__WORK TO COMPLETE__. In the text on podcasting, which company employs the writer as an elevator technician?

__TEXT PROVIDED__.
********

Podcasting: the new sensation that is sweeping the Internet, has so many people doing it , gamers, politicians, news anchor, etc. It has given Blogging a run for its money and has become something of a respectable outlet. There are a lot of podcast that focus on all types of events, activities, hobbies; you name it, its there. Gaming has ruled the podcasting world with the release of the Nintendo Wii, Playstation 3 and the Xbox 360. Each console brings its own dedicated fans, games, and hype. I am one of these podcaster’s who talks about gaming, and loves it. I will talk a little about my life, as a podcaster, in hopes of helping the general public understand how hard a podcaster has to work.
My gamertag is JVB, but in the real world my family and friends know me as Joe Betancourt. I have a wife and a five year-old son: who are my life. I am an elevator technician for Schindler Elevators. On Monday nights I go to school for four hours and do a podcast with Godfree and the rest of the Gamertag Radio crew when I get home around 10pm. On Tuesday I record Podtacular: The unofficial Halo Universe Podcast, with Foo Mo Jive. Add the role of news editor for www.unclegamer.com and www.controllerfreaks.com to the list of activities that take up my free time.

********

__PROVIDED RECORDS__.
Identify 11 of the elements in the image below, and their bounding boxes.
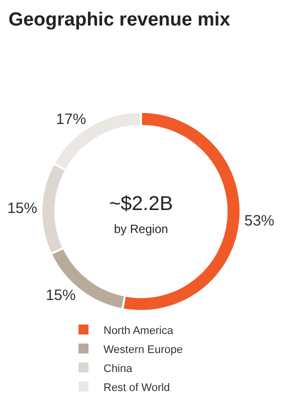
data-label: 15% [7, 200, 38, 217]
chart-title: Geographic revenue mix [8, 10, 231, 31]
data-label: 17% [56, 110, 86, 128]
legend-label: Western Europe [104, 344, 183, 356]
legend-label: China [104, 362, 134, 375]
legend-label: North America [104, 324, 174, 337]
text: by Region [114, 222, 168, 236]
data-label: 15% [46, 286, 76, 304]
text: ~$2.2B [109, 193, 173, 215]
data-label: 53% [244, 212, 274, 230]
legend-label: Rest of World [104, 382, 170, 394]
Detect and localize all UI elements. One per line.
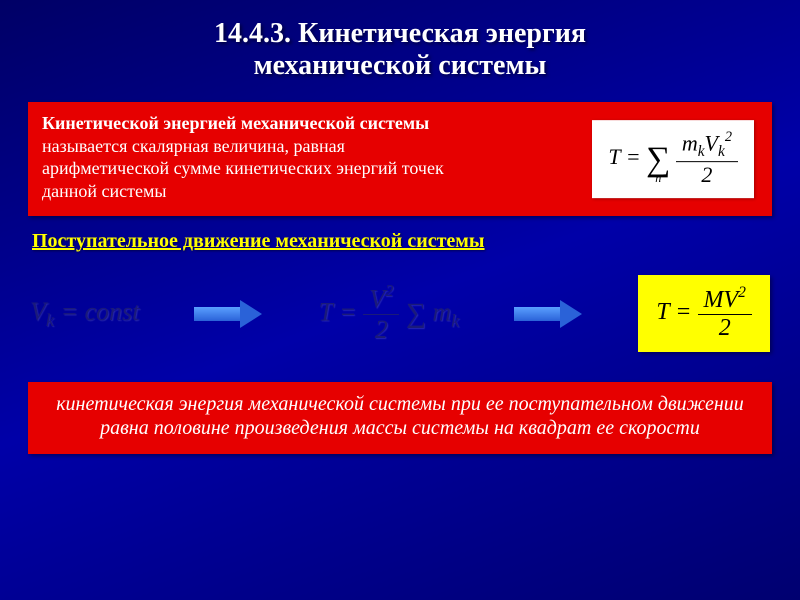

********

__REPLY TO THE EXERCISE__. Schindler Elevators